* **Request**:
Rewrite the rows below with every "scatter-point" changed to "scatter-marker" and nothing else altered. Leave the pictures out.

* **Supplied data**:
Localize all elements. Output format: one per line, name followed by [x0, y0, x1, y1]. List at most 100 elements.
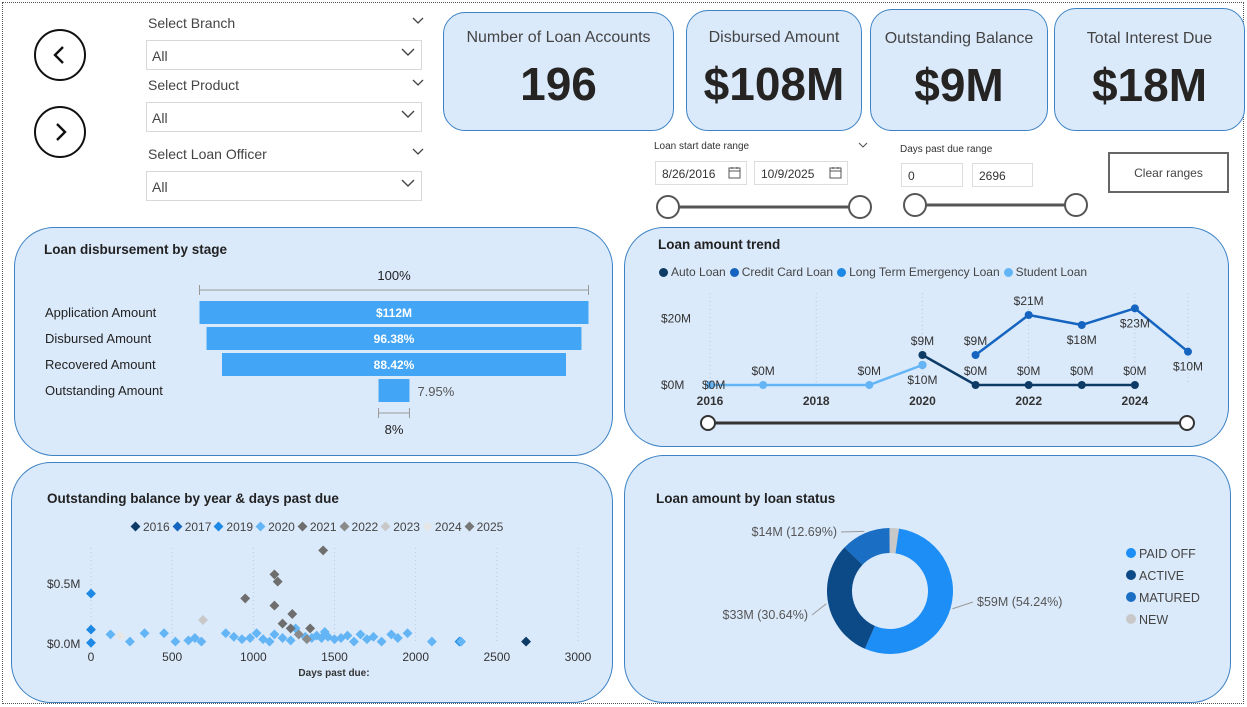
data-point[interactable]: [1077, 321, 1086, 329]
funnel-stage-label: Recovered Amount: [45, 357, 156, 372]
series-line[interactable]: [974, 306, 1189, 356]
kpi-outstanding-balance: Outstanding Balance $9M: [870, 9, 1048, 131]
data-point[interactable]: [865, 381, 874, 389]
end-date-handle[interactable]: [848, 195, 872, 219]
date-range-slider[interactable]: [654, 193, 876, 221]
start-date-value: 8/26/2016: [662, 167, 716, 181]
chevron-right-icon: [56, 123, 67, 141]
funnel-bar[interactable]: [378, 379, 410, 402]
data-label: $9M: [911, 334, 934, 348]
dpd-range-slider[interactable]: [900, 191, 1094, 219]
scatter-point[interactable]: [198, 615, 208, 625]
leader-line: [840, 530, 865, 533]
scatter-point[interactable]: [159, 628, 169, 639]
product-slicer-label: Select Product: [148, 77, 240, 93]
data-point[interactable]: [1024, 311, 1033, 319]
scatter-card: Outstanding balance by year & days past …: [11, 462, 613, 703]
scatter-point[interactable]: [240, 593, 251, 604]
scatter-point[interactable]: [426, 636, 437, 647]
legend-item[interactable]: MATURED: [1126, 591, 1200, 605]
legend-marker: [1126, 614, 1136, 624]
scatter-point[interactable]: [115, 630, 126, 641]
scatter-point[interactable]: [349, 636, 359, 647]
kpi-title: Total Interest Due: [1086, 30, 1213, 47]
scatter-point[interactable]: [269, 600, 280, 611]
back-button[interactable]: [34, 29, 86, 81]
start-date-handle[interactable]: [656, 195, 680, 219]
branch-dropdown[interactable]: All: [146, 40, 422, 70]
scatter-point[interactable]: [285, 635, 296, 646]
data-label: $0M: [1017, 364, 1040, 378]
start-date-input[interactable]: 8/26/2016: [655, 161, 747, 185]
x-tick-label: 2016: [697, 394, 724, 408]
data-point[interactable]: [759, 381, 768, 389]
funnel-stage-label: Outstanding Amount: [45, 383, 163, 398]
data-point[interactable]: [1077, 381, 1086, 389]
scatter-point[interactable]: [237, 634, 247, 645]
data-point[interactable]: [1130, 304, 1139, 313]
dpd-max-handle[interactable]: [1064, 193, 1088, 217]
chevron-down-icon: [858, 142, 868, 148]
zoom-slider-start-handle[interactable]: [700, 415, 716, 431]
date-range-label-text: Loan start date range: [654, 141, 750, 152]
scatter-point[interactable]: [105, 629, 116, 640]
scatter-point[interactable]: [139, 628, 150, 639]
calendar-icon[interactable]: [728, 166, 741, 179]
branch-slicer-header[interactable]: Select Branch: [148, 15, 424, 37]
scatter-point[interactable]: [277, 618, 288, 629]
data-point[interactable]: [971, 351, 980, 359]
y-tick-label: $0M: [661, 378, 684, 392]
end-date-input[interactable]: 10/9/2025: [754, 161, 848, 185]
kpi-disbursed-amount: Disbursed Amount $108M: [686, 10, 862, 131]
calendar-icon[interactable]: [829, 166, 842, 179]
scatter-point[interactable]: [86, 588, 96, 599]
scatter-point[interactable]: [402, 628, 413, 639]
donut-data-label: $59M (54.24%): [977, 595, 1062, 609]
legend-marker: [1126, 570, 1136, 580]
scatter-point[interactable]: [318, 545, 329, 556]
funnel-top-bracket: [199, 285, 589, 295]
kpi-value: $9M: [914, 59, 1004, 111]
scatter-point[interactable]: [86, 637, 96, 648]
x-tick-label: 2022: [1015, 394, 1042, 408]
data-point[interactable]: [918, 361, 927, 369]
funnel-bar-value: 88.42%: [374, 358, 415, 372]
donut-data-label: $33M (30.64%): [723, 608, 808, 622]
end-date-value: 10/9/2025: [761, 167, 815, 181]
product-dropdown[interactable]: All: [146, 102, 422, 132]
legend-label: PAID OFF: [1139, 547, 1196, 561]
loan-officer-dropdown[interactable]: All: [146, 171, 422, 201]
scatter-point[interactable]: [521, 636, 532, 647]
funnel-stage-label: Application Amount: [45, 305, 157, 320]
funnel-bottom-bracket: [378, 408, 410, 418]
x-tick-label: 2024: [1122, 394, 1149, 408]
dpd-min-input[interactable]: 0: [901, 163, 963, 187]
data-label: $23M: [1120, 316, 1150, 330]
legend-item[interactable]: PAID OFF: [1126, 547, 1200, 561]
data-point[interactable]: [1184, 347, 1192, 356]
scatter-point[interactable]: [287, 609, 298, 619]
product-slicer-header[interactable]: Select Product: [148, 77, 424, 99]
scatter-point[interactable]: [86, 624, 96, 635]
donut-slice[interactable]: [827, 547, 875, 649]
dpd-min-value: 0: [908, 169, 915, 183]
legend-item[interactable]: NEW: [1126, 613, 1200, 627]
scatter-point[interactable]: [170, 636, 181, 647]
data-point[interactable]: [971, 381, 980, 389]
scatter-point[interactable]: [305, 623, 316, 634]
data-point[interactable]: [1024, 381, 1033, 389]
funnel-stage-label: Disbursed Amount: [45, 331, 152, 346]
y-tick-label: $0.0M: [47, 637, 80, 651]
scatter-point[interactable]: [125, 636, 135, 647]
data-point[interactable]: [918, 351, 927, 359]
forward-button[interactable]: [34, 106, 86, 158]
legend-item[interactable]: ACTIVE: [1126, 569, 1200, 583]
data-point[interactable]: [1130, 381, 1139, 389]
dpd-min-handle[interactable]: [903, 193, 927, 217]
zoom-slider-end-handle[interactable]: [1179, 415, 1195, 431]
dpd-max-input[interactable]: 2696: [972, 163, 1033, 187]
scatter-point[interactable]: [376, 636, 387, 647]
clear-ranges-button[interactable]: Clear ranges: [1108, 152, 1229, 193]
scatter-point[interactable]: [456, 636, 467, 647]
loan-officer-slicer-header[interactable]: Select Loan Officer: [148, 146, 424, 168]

* **Answer in full**:
Localize all elements. Output format: one per line, name followed by [x0, y0, x1, y1]. List at most 100 elements.
data-point[interactable]: [1077, 321, 1086, 329]
funnel-stage-label: Recovered Amount: [45, 357, 156, 372]
series-line[interactable]: [974, 306, 1189, 356]
kpi-outstanding-balance: Outstanding Balance $9M: [870, 9, 1048, 131]
data-point[interactable]: [865, 381, 874, 389]
end-date-handle[interactable]: [848, 195, 872, 219]
date-range-slider[interactable]: [654, 193, 876, 221]
start-date-value: 8/26/2016: [662, 167, 716, 181]
chevron-right-icon: [56, 123, 67, 141]
funnel-bar[interactable]: [378, 379, 410, 402]
data-label: $9M: [911, 334, 934, 348]
dpd-range-slider[interactable]: [900, 191, 1094, 219]
scatter-marker[interactable]: [198, 615, 208, 625]
leader-line: [840, 530, 865, 533]
scatter-marker[interactable]: [159, 628, 169, 639]
product-slicer-label: Select Product: [148, 77, 240, 93]
data-point[interactable]: [1024, 311, 1033, 319]
scatter-card: Outstanding balance by year & days past …: [11, 462, 613, 703]
scatter-marker[interactable]: [240, 593, 251, 604]
scatter-marker[interactable]: [426, 636, 437, 647]
legend-item[interactable]: MATURED: [1126, 591, 1200, 605]
legend-marker: [1126, 614, 1136, 624]
scatter-marker[interactable]: [115, 630, 126, 641]
scatter-marker[interactable]: [349, 636, 359, 647]
kpi-title: Total Interest Due: [1086, 30, 1213, 47]
scatter-marker[interactable]: [269, 600, 280, 611]
back-button[interactable]: [34, 29, 86, 81]
start-date-handle[interactable]: [656, 195, 680, 219]
branch-dropdown[interactable]: All: [146, 40, 422, 70]
scatter-marker[interactable]: [285, 635, 296, 646]
data-label: $0M: [1017, 364, 1040, 378]
start-date-input[interactable]: 8/26/2016: [655, 161, 747, 185]
x-tick-label: 2016: [697, 394, 724, 408]
data-point[interactable]: [759, 381, 768, 389]
funnel-stage-label: Outstanding Amount: [45, 383, 163, 398]
data-point[interactable]: [1077, 381, 1086, 389]
scatter-marker[interactable]: [237, 634, 247, 645]
data-point[interactable]: [1130, 304, 1139, 313]
dpd-max-handle[interactable]: [1064, 193, 1088, 217]
chevron-down-icon: [858, 142, 868, 148]
zoom-slider-start-handle[interactable]: [700, 415, 716, 431]
date-range-label-text: Loan start date range: [654, 141, 750, 152]
scatter-marker[interactable]: [105, 629, 116, 640]
scatter-marker[interactable]: [139, 628, 150, 639]
calendar-icon[interactable]: [728, 166, 741, 179]
branch-slicer-header[interactable]: Select Branch: [148, 15, 424, 37]
scatter-marker[interactable]: [277, 618, 288, 629]
data-point[interactable]: [971, 351, 980, 359]
y-tick-label: $0M: [661, 378, 684, 392]
end-date-input[interactable]: 10/9/2025: [754, 161, 848, 185]
kpi-disbursed-amount: Disbursed Amount $108M: [686, 10, 862, 131]
calendar-icon[interactable]: [829, 166, 842, 179]
scatter-marker[interactable]: [86, 588, 96, 599]
scatter-marker[interactable]: [402, 628, 413, 639]
donut-data-label: $59M (54.24%): [977, 595, 1062, 609]
legend-marker: [1126, 570, 1136, 580]
scatter-marker[interactable]: [318, 545, 329, 556]
funnel-top-bracket: [199, 285, 589, 295]
kpi-value: $9M: [914, 59, 1004, 111]
scatter-marker[interactable]: [86, 637, 96, 648]
x-tick-label: 2022: [1015, 394, 1042, 408]
data-point[interactable]: [918, 361, 927, 369]
funnel-bar-value: 88.42%: [374, 358, 415, 372]
donut-data-label: $33M (30.64%): [723, 608, 808, 622]
end-date-value: 10/9/2025: [761, 167, 815, 181]
product-dropdown[interactable]: All: [146, 102, 422, 132]
legend-label: PAID OFF: [1139, 547, 1196, 561]
loan-officer-dropdown[interactable]: All: [146, 171, 422, 201]
scatter-marker[interactable]: [521, 636, 532, 647]
funnel-stage-label: Application Amount: [45, 305, 157, 320]
funnel-bottom-bracket: [378, 408, 410, 418]
x-tick-label: 2024: [1122, 394, 1149, 408]
dpd-min-input[interactable]: 0: [901, 163, 963, 187]
data-label: $23M: [1120, 316, 1150, 330]
legend-item[interactable]: PAID OFF: [1126, 547, 1200, 561]
data-point[interactable]: [1184, 347, 1192, 356]
scatter-marker[interactable]: [287, 609, 298, 619]
product-slicer-header[interactable]: Select Product: [148, 77, 424, 99]
scatter-marker[interactable]: [86, 624, 96, 635]
donut-slice[interactable]: [827, 547, 875, 649]
dpd-min-value: 0: [908, 169, 915, 183]
legend-item[interactable]: NEW: [1126, 613, 1200, 627]
scatter-marker[interactable]: [170, 636, 181, 647]
data-point[interactable]: [971, 381, 980, 389]
scatter-marker[interactable]: [305, 623, 316, 634]
data-point[interactable]: [1024, 381, 1033, 389]
funnel-stage-label: Disbursed Amount: [45, 331, 152, 346]
y-tick-label: $0.0M: [47, 637, 80, 651]
scatter-marker[interactable]: [125, 636, 135, 647]
data-point[interactable]: [918, 351, 927, 359]
forward-button[interactable]: [34, 106, 86, 158]
legend-item[interactable]: ACTIVE: [1126, 569, 1200, 583]
data-point[interactable]: [1130, 381, 1139, 389]
dpd-min-handle[interactable]: [903, 193, 927, 217]
zoom-slider-end-handle[interactable]: [1179, 415, 1195, 431]
dpd-max-input[interactable]: 2696: [972, 163, 1033, 187]
scatter-marker[interactable]: [376, 636, 387, 647]
clear-ranges-button[interactable]: Clear ranges: [1108, 152, 1229, 193]
scatter-marker[interactable]: [456, 636, 467, 647]
loan-officer-slicer-header[interactable]: Select Loan Officer: [148, 146, 424, 168]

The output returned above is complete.